Say how many lines contain "JSON"; the answer is the number alone.

[Extracts from a graphics dataset]
-- begin --
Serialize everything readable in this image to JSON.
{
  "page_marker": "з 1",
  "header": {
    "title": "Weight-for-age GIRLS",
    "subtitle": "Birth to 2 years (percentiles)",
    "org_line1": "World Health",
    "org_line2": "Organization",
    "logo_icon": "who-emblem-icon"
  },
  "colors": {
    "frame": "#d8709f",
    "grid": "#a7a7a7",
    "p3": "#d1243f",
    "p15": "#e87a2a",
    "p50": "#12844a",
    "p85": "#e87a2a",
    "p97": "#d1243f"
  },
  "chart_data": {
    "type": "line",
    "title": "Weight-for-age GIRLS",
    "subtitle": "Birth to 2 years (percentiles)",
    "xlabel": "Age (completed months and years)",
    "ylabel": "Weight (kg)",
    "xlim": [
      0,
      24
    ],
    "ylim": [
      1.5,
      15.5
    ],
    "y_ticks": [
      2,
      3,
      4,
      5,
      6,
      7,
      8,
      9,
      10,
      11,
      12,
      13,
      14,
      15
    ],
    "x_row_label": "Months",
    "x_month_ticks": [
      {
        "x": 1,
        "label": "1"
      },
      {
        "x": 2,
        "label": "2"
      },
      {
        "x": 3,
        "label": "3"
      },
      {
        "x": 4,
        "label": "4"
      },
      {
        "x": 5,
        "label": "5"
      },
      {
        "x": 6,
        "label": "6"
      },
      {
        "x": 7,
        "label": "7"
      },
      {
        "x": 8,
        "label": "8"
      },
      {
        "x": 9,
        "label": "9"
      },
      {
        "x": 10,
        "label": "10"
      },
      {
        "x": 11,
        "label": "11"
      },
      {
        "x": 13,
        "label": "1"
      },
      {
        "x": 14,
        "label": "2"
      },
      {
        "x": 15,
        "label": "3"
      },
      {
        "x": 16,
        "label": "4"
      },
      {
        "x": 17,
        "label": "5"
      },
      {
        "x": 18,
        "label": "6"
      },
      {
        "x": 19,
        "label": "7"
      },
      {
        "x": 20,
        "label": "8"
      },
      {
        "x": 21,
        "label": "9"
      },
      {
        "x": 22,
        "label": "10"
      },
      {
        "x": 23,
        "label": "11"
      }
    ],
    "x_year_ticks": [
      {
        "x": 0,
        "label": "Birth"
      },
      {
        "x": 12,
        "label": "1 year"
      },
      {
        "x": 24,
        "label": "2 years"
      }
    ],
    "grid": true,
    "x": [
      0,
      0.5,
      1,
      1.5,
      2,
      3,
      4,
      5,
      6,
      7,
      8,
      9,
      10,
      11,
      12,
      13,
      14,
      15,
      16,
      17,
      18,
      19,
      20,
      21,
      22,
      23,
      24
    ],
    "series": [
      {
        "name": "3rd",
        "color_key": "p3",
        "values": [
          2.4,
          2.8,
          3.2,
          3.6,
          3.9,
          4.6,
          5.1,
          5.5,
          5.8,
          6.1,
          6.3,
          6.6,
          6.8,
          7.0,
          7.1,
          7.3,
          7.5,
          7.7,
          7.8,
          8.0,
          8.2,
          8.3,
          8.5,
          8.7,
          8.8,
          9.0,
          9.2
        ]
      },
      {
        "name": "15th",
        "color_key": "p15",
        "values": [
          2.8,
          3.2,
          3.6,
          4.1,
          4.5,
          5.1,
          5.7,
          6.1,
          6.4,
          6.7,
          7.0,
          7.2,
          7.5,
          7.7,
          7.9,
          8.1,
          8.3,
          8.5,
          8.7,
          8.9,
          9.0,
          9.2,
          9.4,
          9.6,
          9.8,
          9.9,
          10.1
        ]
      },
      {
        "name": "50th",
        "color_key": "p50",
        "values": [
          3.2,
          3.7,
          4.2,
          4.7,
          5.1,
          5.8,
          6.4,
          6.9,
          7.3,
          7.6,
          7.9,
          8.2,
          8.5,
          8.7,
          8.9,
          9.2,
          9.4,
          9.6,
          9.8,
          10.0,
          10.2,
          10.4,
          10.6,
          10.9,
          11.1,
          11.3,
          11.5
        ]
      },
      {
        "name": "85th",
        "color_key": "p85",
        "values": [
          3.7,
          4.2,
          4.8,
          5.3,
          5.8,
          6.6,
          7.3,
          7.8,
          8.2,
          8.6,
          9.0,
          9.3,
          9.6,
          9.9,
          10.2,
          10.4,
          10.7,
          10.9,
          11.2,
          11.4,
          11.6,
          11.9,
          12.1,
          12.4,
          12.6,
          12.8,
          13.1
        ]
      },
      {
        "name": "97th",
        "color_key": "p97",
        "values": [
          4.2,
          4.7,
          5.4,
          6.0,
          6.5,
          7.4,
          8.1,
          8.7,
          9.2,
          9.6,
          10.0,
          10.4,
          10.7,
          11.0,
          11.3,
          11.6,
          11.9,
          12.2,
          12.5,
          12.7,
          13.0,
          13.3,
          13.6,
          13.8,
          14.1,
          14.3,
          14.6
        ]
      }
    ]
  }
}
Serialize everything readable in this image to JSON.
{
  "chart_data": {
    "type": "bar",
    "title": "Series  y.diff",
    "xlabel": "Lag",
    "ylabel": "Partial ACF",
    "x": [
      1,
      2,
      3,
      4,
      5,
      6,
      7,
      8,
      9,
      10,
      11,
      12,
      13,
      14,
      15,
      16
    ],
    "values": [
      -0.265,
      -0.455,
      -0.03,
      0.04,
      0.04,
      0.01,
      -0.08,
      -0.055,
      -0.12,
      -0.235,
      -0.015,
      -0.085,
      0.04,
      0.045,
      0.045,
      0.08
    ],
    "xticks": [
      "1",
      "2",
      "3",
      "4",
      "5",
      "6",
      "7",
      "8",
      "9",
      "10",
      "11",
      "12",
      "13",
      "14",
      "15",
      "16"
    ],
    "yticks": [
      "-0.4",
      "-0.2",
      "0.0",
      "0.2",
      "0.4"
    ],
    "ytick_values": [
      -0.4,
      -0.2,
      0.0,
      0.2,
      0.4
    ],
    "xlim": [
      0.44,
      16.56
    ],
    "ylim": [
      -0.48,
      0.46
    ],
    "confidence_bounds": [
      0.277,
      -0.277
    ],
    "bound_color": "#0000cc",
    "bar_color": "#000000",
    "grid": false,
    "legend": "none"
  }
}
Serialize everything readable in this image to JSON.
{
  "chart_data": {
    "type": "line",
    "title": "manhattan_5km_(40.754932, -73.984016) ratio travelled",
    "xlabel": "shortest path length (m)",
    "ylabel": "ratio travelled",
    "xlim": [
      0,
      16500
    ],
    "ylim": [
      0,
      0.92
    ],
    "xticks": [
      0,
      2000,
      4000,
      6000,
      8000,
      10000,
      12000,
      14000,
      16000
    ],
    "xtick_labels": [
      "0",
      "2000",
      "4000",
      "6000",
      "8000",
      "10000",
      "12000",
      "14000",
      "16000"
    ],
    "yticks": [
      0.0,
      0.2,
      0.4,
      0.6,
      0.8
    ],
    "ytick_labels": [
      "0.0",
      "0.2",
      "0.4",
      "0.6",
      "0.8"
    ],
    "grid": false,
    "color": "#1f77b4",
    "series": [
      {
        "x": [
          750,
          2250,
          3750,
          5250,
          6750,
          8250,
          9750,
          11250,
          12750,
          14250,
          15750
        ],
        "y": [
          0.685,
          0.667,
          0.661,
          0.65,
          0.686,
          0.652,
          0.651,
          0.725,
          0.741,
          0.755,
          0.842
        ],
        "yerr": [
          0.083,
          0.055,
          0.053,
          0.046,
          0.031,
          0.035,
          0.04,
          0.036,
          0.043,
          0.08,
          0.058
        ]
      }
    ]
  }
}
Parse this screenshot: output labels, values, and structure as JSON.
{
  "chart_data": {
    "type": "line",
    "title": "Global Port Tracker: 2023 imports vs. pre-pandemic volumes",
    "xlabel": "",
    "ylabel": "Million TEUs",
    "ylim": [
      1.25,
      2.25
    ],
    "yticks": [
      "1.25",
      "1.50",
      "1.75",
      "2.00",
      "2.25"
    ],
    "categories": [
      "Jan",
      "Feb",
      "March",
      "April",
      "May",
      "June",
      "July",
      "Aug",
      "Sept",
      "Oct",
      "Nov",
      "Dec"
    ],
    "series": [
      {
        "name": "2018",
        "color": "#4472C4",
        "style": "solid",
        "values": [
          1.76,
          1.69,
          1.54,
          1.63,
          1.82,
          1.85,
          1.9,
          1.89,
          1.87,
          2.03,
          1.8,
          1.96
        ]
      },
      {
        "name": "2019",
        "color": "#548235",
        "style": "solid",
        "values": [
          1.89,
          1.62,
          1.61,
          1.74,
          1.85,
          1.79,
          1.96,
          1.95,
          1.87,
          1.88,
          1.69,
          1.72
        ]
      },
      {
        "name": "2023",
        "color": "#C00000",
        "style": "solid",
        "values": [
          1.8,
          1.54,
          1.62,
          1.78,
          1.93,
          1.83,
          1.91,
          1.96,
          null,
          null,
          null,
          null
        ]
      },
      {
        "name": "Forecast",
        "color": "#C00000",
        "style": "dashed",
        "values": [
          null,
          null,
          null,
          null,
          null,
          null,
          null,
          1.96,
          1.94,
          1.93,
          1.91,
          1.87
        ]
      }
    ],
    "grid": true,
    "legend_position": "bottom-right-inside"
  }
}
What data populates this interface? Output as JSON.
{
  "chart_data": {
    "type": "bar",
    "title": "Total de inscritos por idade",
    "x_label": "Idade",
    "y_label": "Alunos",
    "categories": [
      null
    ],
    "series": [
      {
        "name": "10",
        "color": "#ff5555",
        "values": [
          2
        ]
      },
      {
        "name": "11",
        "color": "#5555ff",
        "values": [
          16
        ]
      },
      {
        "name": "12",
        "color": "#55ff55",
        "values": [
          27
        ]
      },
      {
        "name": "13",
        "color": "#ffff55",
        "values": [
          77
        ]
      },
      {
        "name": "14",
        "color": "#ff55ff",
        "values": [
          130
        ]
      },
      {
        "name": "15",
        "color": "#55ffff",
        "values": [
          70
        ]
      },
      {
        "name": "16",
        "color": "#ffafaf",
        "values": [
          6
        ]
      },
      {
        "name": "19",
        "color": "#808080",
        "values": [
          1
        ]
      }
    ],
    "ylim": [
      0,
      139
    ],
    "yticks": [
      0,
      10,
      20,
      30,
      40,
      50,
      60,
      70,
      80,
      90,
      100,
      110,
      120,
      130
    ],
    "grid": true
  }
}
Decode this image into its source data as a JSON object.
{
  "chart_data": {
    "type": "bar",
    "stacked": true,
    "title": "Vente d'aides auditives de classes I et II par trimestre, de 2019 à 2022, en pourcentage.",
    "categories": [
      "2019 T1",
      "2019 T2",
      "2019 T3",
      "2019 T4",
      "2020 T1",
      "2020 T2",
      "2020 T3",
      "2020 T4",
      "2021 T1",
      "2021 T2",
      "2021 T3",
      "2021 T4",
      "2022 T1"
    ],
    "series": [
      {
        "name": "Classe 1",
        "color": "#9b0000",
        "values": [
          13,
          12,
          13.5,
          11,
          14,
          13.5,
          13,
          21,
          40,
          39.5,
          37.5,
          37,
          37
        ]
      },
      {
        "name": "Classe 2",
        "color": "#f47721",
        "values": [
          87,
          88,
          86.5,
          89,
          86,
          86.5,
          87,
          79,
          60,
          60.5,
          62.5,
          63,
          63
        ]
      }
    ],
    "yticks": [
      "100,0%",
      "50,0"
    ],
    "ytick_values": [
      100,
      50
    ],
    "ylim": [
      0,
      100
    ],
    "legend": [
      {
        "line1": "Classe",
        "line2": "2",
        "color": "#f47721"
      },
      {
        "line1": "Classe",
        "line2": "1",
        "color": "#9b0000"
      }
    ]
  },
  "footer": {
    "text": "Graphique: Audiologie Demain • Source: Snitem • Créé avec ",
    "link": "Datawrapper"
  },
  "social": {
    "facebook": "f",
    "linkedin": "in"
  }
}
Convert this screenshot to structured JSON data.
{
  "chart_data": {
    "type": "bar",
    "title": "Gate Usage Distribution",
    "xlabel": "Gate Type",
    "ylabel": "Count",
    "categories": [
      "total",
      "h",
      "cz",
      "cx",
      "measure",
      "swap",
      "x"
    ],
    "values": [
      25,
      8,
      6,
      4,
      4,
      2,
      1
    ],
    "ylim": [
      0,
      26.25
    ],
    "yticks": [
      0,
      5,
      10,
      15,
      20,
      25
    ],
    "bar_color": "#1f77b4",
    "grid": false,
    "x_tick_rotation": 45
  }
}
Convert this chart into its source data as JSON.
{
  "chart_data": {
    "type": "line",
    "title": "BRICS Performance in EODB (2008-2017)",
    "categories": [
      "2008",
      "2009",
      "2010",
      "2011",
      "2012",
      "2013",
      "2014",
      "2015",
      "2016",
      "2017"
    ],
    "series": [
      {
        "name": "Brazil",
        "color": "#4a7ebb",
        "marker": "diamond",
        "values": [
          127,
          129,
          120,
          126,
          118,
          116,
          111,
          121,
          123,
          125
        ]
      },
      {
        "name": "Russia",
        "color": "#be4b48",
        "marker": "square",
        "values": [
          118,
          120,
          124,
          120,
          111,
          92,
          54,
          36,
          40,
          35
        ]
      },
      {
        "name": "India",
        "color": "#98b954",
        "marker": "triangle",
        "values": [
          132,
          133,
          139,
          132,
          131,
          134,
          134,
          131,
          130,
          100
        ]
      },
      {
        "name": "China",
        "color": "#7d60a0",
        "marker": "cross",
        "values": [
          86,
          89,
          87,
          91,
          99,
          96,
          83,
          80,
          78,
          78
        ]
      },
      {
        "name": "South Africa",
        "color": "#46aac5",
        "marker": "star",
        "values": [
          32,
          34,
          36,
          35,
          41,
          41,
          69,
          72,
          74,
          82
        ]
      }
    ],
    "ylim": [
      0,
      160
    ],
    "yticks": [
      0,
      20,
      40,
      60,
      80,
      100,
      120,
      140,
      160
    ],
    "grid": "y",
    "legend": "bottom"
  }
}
-- end --
- _Expected answer_
8